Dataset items
* * * * * * *
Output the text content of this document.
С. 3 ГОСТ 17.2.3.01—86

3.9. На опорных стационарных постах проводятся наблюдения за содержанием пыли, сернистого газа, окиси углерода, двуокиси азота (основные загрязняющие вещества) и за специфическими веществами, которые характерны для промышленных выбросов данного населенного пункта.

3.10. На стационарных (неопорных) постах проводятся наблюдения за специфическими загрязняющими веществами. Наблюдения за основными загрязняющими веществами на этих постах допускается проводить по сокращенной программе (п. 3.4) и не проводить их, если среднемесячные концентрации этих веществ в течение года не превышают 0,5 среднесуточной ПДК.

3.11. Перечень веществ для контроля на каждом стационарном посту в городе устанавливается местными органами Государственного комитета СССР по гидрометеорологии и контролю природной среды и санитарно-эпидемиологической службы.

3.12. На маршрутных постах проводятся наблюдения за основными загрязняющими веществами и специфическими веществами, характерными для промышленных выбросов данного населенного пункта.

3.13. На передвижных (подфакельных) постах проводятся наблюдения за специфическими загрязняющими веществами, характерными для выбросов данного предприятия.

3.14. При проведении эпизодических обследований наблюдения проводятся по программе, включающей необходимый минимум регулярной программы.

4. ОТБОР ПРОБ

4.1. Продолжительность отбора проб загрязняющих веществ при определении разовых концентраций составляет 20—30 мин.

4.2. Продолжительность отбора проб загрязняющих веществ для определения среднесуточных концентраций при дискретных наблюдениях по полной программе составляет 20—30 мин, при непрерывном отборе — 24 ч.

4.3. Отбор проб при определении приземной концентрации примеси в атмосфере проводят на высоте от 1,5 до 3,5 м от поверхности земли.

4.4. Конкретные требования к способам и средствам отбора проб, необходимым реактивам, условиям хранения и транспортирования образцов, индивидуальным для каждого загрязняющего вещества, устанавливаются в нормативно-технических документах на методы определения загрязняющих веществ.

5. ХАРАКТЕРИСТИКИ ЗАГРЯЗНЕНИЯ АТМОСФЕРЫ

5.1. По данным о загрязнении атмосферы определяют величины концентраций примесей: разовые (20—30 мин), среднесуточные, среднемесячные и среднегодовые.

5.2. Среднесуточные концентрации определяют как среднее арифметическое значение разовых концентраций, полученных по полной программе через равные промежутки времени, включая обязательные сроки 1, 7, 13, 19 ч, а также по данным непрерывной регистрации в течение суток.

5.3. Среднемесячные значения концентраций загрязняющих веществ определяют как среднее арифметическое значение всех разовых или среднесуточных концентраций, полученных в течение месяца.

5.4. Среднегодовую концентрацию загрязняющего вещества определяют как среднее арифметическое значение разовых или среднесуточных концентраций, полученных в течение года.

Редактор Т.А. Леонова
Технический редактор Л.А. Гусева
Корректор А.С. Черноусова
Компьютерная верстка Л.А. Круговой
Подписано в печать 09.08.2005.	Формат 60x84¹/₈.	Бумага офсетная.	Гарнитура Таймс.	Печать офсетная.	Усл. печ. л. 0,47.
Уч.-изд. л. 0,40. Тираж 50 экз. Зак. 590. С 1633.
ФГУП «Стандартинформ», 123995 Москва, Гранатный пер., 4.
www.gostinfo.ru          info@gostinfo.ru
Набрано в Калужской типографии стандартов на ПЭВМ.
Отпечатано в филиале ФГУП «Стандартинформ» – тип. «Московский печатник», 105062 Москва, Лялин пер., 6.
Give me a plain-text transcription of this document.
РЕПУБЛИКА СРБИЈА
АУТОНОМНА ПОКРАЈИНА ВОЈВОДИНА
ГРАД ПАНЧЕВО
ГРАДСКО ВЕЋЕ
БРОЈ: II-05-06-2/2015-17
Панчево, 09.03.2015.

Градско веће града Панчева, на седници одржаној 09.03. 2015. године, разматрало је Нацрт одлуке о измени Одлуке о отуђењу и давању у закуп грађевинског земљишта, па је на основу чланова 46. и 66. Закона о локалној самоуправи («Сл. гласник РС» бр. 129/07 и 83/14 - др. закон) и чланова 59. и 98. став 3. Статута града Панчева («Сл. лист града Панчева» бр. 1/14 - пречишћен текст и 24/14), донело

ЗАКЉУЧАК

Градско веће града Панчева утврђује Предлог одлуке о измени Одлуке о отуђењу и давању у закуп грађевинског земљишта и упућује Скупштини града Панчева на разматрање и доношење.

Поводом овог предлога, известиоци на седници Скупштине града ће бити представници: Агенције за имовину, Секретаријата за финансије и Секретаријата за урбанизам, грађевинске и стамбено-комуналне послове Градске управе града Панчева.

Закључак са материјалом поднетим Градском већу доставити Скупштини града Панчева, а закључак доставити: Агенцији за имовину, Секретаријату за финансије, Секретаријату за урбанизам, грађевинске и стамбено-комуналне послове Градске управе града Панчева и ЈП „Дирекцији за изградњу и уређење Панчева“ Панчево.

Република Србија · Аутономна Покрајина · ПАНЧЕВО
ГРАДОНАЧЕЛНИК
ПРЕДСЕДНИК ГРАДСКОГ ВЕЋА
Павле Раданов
* * * * * * *
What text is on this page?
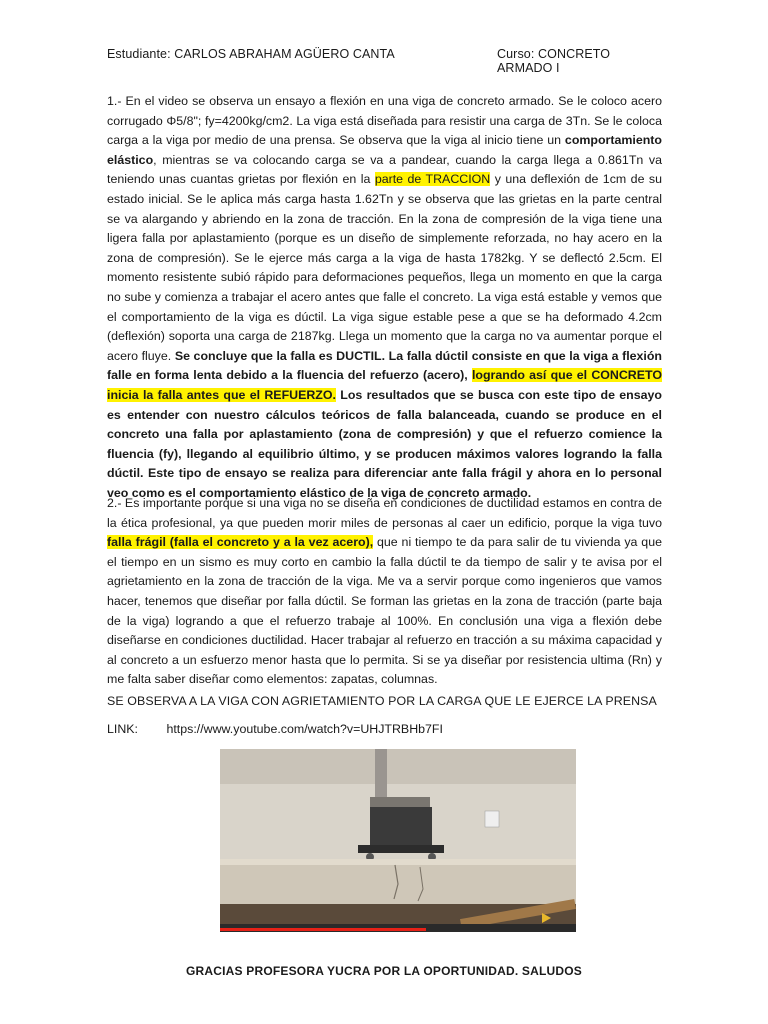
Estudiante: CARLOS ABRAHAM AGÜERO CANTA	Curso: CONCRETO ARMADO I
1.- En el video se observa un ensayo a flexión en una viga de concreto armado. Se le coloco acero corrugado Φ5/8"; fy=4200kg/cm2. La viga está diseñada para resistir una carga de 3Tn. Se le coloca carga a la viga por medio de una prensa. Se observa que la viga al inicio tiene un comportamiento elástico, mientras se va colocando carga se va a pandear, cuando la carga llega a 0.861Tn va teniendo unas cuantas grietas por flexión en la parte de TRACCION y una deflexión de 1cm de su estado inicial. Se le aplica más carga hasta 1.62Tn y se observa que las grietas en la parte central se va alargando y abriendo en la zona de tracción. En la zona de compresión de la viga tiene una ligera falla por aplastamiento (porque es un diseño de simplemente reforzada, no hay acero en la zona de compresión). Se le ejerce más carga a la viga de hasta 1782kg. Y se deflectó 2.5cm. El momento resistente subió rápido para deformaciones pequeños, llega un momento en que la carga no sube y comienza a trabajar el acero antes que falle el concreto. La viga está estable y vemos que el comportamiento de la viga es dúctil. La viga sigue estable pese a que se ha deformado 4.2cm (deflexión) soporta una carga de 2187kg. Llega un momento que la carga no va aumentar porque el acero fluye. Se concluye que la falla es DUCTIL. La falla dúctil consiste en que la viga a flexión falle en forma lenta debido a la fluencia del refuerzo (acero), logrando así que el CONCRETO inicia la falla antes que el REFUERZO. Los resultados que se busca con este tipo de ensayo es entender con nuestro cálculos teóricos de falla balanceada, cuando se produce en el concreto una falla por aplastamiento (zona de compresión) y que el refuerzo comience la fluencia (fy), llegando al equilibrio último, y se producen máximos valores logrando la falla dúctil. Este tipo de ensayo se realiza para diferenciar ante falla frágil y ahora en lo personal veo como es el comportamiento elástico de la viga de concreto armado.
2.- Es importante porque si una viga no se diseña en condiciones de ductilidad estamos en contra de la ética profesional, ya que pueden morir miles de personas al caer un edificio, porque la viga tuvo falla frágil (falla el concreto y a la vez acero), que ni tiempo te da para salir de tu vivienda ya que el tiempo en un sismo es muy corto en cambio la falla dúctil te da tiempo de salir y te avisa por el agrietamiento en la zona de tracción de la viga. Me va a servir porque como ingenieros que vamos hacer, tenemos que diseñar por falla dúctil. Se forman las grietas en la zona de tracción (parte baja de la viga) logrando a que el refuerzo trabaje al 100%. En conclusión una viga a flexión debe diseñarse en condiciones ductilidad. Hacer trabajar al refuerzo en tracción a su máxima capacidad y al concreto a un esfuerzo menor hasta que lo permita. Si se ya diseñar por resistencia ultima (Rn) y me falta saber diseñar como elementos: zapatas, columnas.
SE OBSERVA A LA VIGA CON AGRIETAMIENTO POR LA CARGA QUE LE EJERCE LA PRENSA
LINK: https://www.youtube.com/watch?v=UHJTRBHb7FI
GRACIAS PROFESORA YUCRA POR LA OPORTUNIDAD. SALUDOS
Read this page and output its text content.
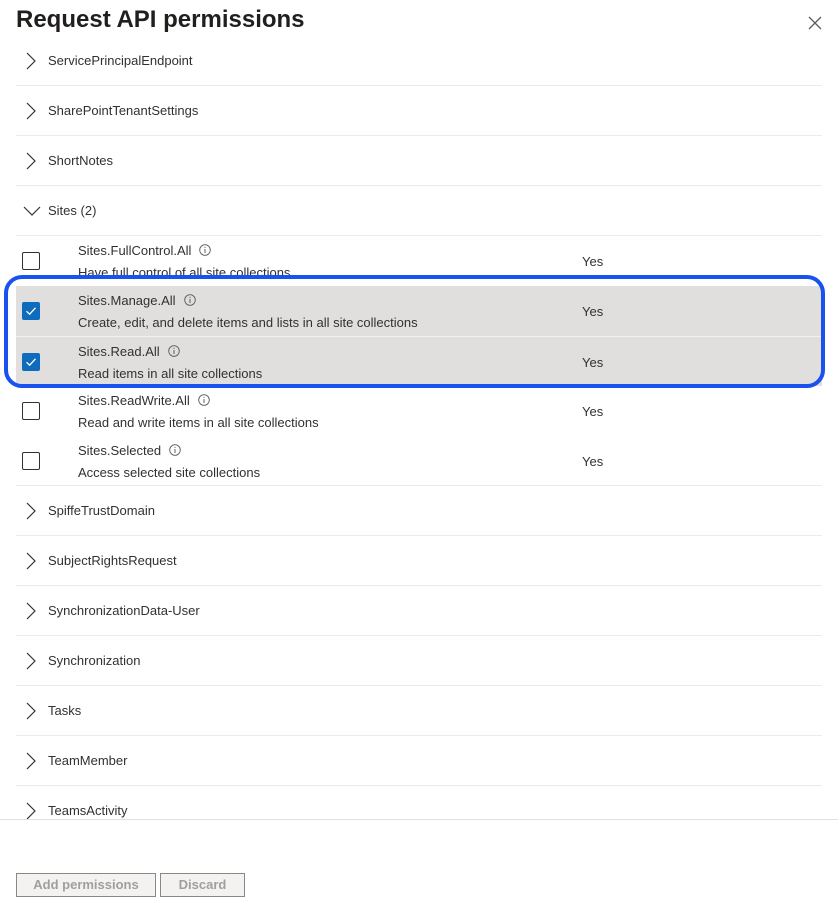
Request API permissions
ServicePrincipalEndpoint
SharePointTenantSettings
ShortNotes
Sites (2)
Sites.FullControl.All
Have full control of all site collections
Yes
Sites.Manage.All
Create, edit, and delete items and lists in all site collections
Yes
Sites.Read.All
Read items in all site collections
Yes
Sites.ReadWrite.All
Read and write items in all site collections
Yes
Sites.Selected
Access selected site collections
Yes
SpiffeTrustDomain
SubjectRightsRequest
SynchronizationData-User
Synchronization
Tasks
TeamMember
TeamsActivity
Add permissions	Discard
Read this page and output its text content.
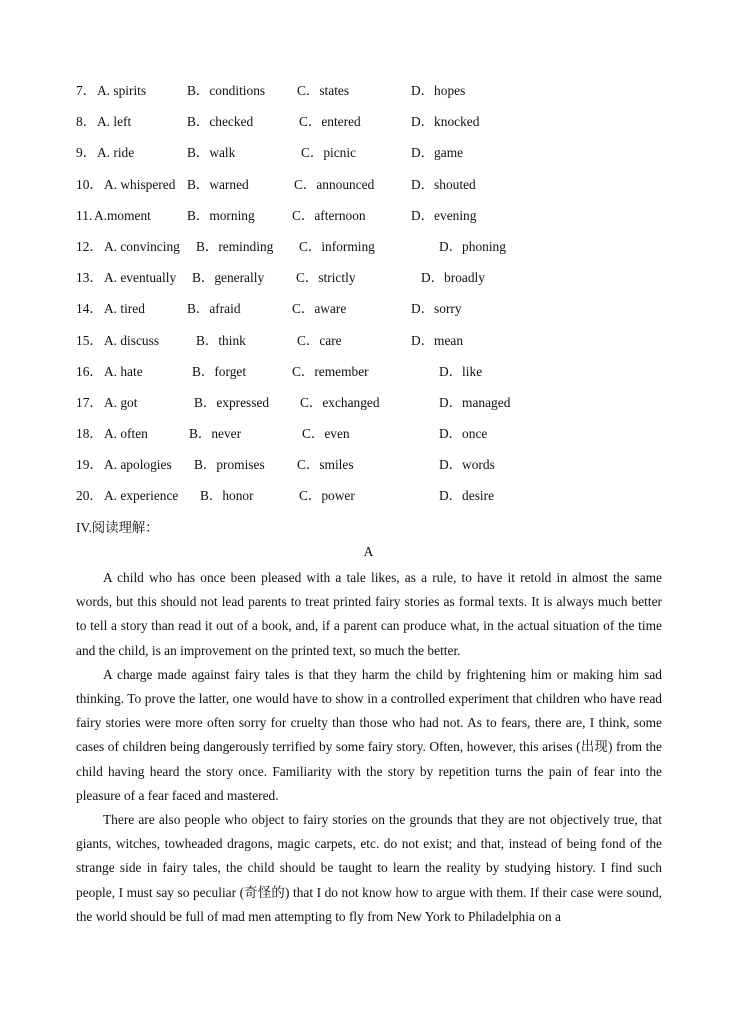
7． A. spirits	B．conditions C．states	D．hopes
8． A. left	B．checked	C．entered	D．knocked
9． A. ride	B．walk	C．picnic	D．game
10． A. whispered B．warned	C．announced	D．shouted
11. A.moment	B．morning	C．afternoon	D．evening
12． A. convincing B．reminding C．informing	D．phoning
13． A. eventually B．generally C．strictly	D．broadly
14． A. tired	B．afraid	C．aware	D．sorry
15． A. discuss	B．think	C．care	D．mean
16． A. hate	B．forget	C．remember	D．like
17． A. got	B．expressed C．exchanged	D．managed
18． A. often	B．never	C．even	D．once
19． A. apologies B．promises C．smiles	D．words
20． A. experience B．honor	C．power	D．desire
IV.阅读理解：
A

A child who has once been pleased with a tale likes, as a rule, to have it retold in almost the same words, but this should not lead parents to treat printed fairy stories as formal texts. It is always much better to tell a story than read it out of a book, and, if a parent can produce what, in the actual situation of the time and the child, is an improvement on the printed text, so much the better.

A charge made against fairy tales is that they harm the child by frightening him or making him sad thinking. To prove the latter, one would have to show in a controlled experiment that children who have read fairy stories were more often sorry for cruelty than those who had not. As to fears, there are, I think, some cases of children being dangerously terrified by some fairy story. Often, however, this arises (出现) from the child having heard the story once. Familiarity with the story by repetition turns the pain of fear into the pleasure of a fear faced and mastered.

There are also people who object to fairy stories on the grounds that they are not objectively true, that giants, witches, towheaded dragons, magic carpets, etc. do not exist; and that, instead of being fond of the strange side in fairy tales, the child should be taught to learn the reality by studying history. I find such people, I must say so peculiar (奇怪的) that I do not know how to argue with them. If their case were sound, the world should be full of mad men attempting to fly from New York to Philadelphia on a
* * * * * * *
§ Directive
Only a number is wanted: how many lines of the material above hold "words"?

§ Exercise solution
2